■ Given task ■
Report how many lines of the records below include the word "воздух". Give nothing but the number.

■ Given records ■
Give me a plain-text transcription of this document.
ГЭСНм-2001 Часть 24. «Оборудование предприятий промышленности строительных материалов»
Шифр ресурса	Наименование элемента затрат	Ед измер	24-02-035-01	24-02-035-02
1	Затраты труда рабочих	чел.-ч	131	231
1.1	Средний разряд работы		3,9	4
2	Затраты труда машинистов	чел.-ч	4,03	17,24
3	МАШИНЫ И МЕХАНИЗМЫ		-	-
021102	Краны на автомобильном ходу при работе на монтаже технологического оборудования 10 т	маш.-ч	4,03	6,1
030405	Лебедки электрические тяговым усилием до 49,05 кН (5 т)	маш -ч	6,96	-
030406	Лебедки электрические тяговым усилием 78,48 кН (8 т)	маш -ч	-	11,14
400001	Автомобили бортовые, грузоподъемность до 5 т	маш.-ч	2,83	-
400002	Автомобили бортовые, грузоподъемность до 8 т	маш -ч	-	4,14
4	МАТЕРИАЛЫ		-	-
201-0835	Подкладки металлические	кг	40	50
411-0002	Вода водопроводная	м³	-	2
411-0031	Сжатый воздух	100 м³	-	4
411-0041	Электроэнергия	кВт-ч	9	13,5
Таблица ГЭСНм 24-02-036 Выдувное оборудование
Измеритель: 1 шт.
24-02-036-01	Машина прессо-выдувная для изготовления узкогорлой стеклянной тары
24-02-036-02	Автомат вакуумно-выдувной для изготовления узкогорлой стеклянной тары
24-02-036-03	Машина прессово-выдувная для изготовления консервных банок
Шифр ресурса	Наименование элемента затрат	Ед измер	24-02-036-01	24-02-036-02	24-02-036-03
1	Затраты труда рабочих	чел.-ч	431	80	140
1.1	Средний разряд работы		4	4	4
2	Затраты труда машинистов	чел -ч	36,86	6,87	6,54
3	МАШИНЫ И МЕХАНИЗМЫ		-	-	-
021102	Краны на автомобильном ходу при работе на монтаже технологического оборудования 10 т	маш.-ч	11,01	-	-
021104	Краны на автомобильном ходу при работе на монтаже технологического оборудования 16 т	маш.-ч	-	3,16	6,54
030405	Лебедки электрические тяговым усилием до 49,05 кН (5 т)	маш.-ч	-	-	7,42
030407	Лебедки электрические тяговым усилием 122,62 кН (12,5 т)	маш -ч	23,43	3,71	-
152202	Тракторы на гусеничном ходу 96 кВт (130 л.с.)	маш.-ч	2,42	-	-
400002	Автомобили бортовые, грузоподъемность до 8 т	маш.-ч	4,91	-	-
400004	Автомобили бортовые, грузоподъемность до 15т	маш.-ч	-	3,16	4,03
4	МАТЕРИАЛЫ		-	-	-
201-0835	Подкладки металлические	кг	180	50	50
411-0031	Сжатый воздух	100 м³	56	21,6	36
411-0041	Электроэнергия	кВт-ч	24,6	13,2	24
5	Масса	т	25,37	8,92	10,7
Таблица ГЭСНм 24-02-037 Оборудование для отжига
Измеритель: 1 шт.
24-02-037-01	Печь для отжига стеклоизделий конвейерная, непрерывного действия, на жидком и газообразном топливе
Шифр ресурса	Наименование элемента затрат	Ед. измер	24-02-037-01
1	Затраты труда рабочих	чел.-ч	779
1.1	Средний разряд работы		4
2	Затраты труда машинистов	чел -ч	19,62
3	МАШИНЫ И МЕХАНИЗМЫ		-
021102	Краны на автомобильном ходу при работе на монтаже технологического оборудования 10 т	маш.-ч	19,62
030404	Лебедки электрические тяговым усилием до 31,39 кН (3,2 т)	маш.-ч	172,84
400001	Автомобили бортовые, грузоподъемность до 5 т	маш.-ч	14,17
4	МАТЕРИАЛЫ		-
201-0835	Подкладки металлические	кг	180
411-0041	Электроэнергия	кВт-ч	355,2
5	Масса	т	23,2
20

■ Finished exercise ■
2